- [BRIEF] Could you copy every line from the material below in which "this" appears?

═════ SUPPLIED RECORDS

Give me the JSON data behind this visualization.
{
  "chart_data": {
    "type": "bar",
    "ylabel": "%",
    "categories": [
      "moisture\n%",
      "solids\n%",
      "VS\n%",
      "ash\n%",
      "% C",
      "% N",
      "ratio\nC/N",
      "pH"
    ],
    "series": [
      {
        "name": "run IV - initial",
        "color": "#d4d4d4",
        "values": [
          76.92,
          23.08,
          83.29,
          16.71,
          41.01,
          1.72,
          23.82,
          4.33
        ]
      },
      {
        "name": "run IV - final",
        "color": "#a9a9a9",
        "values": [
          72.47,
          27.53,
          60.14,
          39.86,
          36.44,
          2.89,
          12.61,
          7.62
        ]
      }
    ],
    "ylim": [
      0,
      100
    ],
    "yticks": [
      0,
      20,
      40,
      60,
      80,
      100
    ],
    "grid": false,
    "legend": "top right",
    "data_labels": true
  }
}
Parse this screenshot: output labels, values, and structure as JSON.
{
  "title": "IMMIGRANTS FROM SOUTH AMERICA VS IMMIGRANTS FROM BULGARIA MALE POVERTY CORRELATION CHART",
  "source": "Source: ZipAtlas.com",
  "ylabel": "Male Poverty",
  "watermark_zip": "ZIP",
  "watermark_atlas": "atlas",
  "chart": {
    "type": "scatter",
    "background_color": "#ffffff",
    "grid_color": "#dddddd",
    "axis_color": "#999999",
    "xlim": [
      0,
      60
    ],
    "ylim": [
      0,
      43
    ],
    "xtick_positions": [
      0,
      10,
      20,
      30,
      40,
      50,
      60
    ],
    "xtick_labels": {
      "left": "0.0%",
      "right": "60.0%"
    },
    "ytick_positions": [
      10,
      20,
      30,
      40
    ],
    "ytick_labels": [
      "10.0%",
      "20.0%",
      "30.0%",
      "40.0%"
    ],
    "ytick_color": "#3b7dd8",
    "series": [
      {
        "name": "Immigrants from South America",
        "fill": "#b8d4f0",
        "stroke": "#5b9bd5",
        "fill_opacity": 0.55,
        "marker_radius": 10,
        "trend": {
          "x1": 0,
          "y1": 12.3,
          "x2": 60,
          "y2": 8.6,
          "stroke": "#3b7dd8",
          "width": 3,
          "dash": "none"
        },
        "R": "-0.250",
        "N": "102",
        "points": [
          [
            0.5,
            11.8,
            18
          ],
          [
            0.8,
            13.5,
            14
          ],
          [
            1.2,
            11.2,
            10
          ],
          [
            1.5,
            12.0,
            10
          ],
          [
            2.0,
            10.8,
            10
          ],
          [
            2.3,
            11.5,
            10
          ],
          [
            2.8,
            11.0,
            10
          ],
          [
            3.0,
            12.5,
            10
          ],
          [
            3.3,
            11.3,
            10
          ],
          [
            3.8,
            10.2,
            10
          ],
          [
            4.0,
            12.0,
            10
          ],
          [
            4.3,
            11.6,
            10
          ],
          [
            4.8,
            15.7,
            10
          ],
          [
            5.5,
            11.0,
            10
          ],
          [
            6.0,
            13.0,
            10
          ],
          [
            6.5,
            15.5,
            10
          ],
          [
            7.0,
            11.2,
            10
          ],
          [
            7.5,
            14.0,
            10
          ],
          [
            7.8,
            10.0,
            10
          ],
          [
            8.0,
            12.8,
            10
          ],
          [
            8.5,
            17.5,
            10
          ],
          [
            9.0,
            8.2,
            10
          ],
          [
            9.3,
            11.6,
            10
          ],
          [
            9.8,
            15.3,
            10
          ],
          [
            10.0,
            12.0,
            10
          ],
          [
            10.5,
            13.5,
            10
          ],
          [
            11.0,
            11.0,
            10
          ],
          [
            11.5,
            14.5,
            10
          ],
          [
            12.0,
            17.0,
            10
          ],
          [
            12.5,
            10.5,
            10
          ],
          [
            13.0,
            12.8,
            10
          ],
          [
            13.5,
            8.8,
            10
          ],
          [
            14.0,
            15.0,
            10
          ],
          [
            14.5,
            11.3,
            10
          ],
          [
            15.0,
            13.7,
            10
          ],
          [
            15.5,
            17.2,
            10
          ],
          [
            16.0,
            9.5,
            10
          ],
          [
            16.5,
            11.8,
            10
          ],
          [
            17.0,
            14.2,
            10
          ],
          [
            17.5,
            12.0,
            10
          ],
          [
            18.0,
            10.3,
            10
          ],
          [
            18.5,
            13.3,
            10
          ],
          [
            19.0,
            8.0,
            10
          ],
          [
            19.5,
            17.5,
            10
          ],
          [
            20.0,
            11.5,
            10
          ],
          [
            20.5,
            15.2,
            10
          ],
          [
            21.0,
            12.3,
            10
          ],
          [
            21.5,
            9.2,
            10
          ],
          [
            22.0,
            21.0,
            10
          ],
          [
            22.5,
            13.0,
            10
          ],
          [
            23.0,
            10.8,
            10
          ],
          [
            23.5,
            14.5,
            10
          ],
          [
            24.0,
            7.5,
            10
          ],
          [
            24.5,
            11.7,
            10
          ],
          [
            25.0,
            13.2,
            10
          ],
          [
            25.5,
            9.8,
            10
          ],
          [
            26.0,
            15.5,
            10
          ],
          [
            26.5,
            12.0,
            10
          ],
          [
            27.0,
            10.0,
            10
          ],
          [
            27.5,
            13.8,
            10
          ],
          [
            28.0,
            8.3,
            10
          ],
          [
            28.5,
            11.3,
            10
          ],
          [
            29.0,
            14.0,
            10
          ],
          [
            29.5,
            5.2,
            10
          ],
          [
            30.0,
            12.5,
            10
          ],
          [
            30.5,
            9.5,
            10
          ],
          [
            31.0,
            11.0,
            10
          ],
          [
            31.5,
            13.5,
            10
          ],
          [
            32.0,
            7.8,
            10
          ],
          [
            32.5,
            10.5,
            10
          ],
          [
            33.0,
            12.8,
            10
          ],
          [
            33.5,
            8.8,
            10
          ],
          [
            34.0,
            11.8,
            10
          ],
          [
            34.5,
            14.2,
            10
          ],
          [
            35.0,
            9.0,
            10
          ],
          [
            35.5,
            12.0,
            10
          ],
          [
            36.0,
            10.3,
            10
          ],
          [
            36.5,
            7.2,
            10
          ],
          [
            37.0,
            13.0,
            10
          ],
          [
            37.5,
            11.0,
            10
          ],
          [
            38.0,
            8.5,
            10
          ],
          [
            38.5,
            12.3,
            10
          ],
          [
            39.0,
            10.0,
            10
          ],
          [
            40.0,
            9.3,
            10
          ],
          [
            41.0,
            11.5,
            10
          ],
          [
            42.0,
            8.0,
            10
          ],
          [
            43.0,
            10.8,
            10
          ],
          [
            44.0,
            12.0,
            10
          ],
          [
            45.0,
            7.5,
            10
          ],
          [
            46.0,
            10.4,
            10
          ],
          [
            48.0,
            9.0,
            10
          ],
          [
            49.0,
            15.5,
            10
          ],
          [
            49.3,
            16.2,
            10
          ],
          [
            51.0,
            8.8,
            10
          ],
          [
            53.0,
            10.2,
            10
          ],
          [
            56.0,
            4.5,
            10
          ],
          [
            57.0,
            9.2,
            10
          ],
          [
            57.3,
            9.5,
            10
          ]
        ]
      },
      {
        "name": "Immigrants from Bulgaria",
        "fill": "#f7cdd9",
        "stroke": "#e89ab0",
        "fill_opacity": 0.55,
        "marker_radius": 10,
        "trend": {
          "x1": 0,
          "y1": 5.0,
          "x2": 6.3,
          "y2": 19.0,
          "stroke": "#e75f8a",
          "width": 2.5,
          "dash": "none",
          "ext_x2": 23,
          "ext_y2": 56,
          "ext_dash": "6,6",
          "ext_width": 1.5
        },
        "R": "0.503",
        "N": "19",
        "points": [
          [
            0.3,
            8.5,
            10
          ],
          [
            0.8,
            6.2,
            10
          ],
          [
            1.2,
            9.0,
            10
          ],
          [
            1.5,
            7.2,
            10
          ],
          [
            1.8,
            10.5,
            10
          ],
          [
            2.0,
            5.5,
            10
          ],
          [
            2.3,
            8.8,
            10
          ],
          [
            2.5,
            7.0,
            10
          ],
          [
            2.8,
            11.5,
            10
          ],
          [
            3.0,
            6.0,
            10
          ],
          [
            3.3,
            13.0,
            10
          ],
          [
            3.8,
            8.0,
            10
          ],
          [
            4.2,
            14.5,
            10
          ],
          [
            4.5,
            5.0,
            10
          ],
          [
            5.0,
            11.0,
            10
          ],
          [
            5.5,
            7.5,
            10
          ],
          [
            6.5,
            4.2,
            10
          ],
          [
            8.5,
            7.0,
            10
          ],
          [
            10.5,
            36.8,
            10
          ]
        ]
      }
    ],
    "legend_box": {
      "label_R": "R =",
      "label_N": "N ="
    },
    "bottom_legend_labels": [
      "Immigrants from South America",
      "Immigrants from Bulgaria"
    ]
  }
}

══════════

- [WRITTEN ANSWER]
Give me the JSON data behind this visualization.
Parse this screenshot: output labels, values, and structure as JSON.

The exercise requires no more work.